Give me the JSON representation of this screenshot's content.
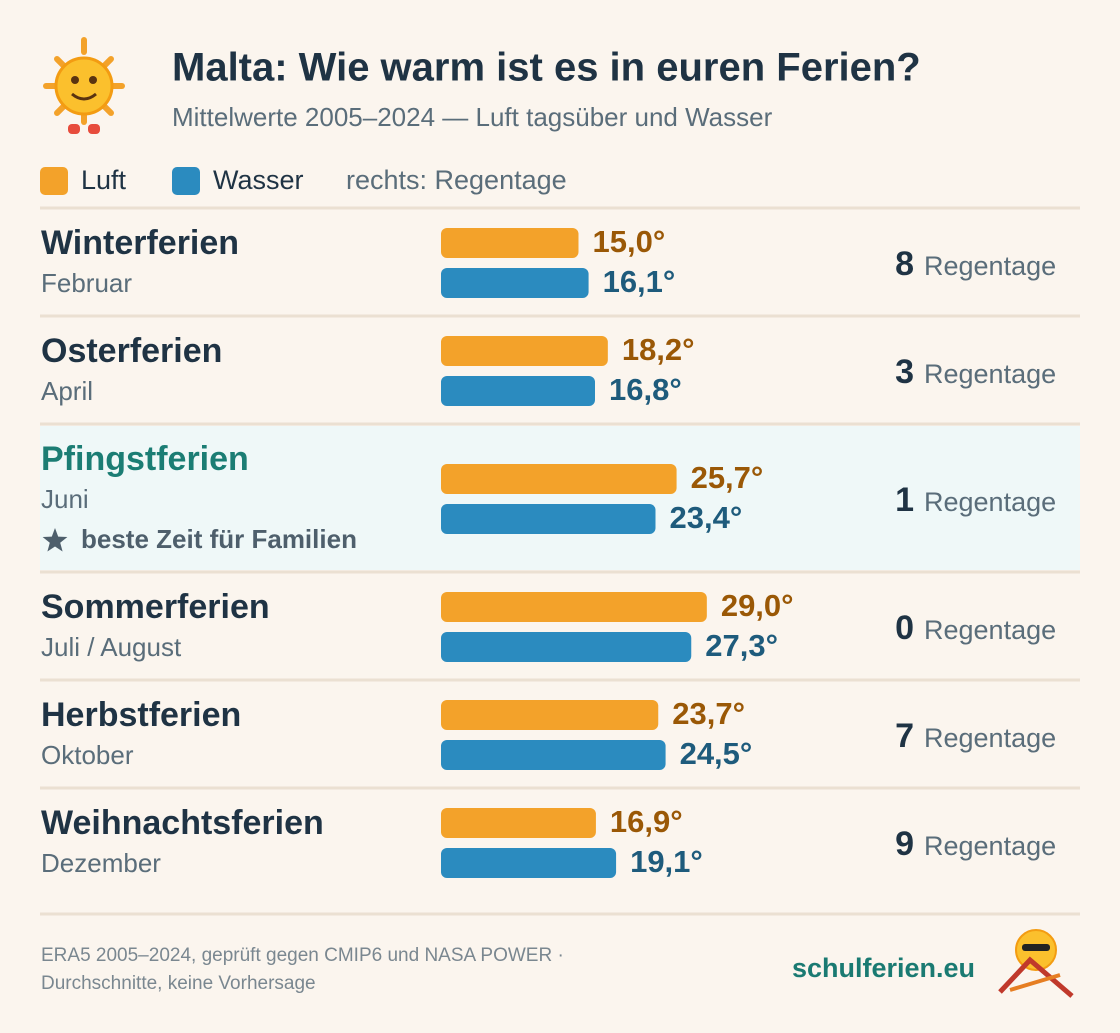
{
  "header": {
    "title": "Malta: Wie warm ist es in euren Ferien?",
    "subtitle": "Mittelwerte 2005–2024 — Luft tagsüber und Wasser"
  },
  "chart_data": {
    "type": "bar",
    "legend_note": "rechts: Regentage",
    "categories": [
      "Winterferien",
      "Osterferien",
      "Pfingstferien",
      "Sommerferien",
      "Herbstferien",
      "Weihnachtsferien"
    ],
    "months": [
      "Februar",
      "April",
      "Juni",
      "Juli / August",
      "Oktober",
      "Dezember"
    ],
    "highlight": {
      "category": "Pfingstferien",
      "label": "beste Zeit für Familien"
    },
    "xlim": [
      0,
      30
    ],
    "series": [
      {
        "name": "Luft",
        "color": "#f3a22a",
        "label_color": "#9a5806",
        "values": [
          15.0,
          18.2,
          25.7,
          29.0,
          23.7,
          16.9
        ],
        "value_labels": [
          "15,0°",
          "18,2°",
          "25,7°",
          "29,0°",
          "23,7°",
          "16,9°"
        ]
      },
      {
        "name": "Wasser",
        "color": "#2b8bbf",
        "label_color": "#1e5b7c",
        "values": [
          16.1,
          16.8,
          23.4,
          27.3,
          24.5,
          19.1
        ],
        "value_labels": [
          "16,1°",
          "16,8°",
          "23,4°",
          "27,3°",
          "24,5°",
          "19,1°"
        ]
      }
    ],
    "rain_days": {
      "label": "Regentage",
      "values": [
        8,
        3,
        1,
        0,
        7,
        9
      ]
    }
  },
  "footer": {
    "source": [
      "ERA5 2005–2024, geprüft gegen CMIP6 und NASA POWER ·",
      "Durchschnitte, keine Vorhersage"
    ],
    "brand": "schulferien.eu"
  }
}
- - -
The problem =
All lines that include "Luft" are to be gathered and copied.

Task solution =
    "subtitle": "Mittelwerte 2005–2024 — Luft tagsüber und Wasser"
        "name": "Luft",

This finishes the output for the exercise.